_READING PASSAGE_:

*** Block opens ***

On America Online, Courtney Love has become something like cyber royalty, with a series of flaming posts that may or may not have originated from her (verifying authors of computer postings is still virtually impossible.) Whoever wrote them, they're not for the faint of heart:
"...i had a block on my phone 'unless my husband calls' i cannot stress the importance i placed on that last statement--i checked every shift--every few hours--so at 8:54 he called from our phone-for over 6 minutes he tried to get through my block. If you knew him, trust me its hard to imagine Kurt arguing w/anyone for six minutes, but he did, and he failed, all i can think is that he thought my block was for him-that i blocked HIM...i imagine him sitting on our bed, just thinking, she's not even taking my calls, ok, that's it. I'm gonna do it. and he did. i hate that Hotel, its nothing but flies, whores entwined w/Spelling look-alikes-they just used my photo in an LA Times piece to emphasize they're 'glamorous' image--its sick-okay there's a thousand reasons--but I know him and that is the big one. 8:54am... 8:54am... 8:54am.... as for the other i couldn't have sex if i wanted too, unless your in the mood to be called Kurt the whole time, 8:54am.... those pigs..."
This message was posted on America Online on July 28 by someone calling themselves "CMLC."
At the same time, there are plenty of people who want everyone to just shut up about the whole thing. They continue trying to cast Kurt's final exit as little more than a minor blip, a relatively uninteresting tabloid story in a year of great tabloid stories. I have been continually surprised by the people who earnestly buttonhole me to insist that Cobain was nothing--he was no Jim Morrison or Jimi Hendrix (overlooking the fact that the period of fame for all three was the same), let alone John Lennon or Elvis Presley--he was dirty, he was noisy, he was annoying, he was just a bad kid with a bad attitude (this from the principal of his former high school), he was a drug addict, he killed himself, for God's sake, he abandoned his wife and baby. Perhaps critic Greil Marcus best caught this willful looking away from the scope of Cobain's achievement and tragedy when he noted the coverage it garnered on the radio: "On Your Favorite Oldies, Best of the '70s, Lite Rock, not to mention country, adult-contemporary or hip-hop stations, Kurt Cobain didn't die, and neither was he ever born."
Or perhaps Erik Lacitis--the Seattle Times columnist who wrote an insensitive piece on Kurt's death some five days after the discovery of the body arguing that Cobain should have been happy because he was rich-- spoke best for those who had no sympathy or understanding. Today he says: "It seems longer ago than a year now, for some reason. I think that's because things happen fast in our modern digital world, and things just kept coming along to replace it, like O.J."
Then Lacitis pauses for a moment, and asks, in a tone of baffled sincerity: "Is there really still that much interest in Kurt Cobain?"
That's a good question to address. We all remember April last year, the month that wouldn't end: The bawling fans, the stupefied movers and shakers, the clueless media, tabloid and "legitimate" alike ("What was the name of their hit? How many were in the band?" more than one television reporter desperately needed to know), the horrifying four-color image of Cobain's body splashed across the front page of the Seattle Times, the public memorial service that turned into a riot of joy and grief, the Newsweek cover only three days after the discovery of the body, the news of the arrest of Courtney Love on drug charges in Beverly Hills and the release of her band's album, Live Through This (the promotion for which included a haunting before-the-fact cover story in Spin) Andy Rooney and Rush Limbaugh in a dead-heat foot race for who could miss the point the most completely, MTV broadcasts of Nirvana's "Unplugged" set practically every hour on the hour.

*** Block closes ***

Answer these questions from the passage on Kurt Cobain:
(a) On what date was the message signed "CMLC" posted on America Online?
(b) For which newspaper did Erik Lacitis write his column?
(c) Where was Courtney Love arrested on drug charges?
The records that follow come from a separate source unrelated to the passage on Kurt Cobain.

Stored data entries:
*** Block opens ***

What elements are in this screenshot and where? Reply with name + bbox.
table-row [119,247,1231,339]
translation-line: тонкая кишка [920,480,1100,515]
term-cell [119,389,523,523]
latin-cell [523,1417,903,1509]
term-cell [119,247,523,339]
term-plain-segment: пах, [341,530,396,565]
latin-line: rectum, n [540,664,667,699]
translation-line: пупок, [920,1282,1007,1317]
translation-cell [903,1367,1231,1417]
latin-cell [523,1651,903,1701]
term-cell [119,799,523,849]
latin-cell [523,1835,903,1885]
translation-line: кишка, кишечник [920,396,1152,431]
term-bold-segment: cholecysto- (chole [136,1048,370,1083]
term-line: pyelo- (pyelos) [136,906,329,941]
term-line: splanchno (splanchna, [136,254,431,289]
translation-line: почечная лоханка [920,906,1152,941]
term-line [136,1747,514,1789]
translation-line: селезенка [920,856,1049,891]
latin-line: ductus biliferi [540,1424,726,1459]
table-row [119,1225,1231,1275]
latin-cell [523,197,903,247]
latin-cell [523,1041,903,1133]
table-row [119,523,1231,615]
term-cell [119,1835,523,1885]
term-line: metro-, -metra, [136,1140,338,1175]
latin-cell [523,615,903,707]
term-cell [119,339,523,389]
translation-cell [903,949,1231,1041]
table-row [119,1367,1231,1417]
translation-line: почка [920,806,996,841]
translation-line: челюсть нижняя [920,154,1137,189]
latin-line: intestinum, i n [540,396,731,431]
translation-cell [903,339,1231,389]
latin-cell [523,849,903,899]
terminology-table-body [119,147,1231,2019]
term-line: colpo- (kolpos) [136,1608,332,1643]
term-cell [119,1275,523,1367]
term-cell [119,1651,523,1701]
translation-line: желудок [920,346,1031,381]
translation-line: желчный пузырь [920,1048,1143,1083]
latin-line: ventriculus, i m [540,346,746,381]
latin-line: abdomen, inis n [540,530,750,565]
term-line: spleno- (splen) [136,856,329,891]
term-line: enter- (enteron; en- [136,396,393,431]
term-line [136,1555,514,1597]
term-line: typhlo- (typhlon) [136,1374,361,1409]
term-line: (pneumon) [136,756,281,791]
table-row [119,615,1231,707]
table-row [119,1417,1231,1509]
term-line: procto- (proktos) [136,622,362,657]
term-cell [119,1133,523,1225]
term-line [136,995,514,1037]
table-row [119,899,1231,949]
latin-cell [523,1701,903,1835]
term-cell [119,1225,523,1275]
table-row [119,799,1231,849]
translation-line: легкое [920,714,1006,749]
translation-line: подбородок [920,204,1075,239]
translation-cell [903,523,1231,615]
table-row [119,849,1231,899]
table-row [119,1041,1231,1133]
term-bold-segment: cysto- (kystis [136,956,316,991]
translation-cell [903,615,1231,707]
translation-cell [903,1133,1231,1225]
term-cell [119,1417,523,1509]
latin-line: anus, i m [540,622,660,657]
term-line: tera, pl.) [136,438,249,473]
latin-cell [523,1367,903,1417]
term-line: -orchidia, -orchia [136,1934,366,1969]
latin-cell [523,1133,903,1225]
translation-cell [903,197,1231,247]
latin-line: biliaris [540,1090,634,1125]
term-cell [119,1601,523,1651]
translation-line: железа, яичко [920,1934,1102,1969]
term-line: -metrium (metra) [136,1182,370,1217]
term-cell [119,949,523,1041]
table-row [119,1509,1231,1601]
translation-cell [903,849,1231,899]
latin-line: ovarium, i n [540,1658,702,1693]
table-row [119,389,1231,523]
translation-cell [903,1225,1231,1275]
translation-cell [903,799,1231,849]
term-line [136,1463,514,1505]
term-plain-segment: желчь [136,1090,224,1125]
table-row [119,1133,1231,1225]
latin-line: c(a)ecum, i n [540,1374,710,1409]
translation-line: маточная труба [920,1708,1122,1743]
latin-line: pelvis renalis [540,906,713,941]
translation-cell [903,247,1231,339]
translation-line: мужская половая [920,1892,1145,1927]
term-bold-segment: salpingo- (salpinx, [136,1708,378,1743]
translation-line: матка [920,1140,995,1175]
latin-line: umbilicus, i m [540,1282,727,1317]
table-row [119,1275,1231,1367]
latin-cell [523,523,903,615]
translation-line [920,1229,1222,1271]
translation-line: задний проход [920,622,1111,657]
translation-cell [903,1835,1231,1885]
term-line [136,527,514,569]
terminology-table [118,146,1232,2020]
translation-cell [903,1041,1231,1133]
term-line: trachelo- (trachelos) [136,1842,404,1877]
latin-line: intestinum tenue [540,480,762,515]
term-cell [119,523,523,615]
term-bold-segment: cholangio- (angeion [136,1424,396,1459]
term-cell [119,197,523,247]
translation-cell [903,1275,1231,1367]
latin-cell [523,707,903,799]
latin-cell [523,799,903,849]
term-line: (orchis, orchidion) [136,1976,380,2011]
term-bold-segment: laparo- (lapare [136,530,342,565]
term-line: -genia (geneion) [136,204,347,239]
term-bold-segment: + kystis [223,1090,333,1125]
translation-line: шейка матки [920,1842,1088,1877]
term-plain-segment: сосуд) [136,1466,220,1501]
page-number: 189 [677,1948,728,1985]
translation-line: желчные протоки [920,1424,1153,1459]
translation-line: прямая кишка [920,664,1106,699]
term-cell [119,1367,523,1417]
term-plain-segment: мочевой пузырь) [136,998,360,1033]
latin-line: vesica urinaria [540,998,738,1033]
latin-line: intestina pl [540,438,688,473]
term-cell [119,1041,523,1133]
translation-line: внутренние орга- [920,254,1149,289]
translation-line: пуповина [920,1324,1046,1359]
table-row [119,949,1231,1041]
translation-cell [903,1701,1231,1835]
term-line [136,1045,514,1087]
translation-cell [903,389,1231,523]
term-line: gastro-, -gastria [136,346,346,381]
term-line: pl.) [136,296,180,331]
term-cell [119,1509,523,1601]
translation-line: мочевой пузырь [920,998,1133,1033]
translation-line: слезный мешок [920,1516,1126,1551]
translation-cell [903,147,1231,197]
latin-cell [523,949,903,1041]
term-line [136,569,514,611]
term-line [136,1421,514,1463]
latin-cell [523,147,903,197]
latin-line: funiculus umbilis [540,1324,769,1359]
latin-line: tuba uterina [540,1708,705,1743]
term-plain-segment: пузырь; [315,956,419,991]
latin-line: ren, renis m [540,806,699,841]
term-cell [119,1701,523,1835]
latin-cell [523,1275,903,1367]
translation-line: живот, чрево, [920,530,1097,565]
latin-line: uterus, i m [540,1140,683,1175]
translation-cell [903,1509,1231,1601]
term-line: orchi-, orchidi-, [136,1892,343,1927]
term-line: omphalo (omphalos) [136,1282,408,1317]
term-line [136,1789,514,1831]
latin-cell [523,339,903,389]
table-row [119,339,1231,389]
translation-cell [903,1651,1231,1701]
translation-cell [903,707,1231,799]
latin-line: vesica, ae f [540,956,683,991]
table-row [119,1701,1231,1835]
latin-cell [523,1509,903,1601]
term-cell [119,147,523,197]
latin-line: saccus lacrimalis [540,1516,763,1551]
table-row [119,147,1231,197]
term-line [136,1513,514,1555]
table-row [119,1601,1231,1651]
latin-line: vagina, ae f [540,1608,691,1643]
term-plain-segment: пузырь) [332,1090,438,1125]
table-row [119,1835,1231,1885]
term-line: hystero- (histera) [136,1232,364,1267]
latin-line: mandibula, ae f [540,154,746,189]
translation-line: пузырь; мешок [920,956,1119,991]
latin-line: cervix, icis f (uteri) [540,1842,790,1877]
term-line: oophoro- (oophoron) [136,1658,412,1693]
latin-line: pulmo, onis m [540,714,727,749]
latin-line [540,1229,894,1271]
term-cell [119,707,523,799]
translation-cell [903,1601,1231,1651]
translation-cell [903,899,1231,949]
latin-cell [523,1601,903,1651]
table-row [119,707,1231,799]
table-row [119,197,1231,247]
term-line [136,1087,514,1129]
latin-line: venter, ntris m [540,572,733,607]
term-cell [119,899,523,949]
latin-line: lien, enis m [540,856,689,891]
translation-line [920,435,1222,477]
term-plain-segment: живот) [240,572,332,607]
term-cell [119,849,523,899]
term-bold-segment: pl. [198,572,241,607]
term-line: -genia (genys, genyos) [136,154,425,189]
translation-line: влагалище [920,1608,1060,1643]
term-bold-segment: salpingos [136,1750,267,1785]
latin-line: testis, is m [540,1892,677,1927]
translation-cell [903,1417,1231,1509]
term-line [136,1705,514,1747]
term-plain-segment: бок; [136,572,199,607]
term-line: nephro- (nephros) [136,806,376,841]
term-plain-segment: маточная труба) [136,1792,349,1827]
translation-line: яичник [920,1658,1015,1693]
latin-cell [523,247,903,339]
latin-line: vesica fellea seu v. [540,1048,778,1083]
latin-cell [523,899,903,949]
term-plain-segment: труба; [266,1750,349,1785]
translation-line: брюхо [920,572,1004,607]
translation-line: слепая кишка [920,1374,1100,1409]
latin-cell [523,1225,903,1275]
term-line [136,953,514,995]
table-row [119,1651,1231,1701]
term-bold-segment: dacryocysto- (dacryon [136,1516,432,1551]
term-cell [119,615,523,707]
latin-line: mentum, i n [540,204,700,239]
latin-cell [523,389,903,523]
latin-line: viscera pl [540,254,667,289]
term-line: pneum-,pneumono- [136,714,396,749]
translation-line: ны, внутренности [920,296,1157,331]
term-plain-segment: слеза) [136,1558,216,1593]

*** Block closes ***

_ANSWER SPACE_:
(a) July 28
(b) The Seattle Times
(c) Beverly Hills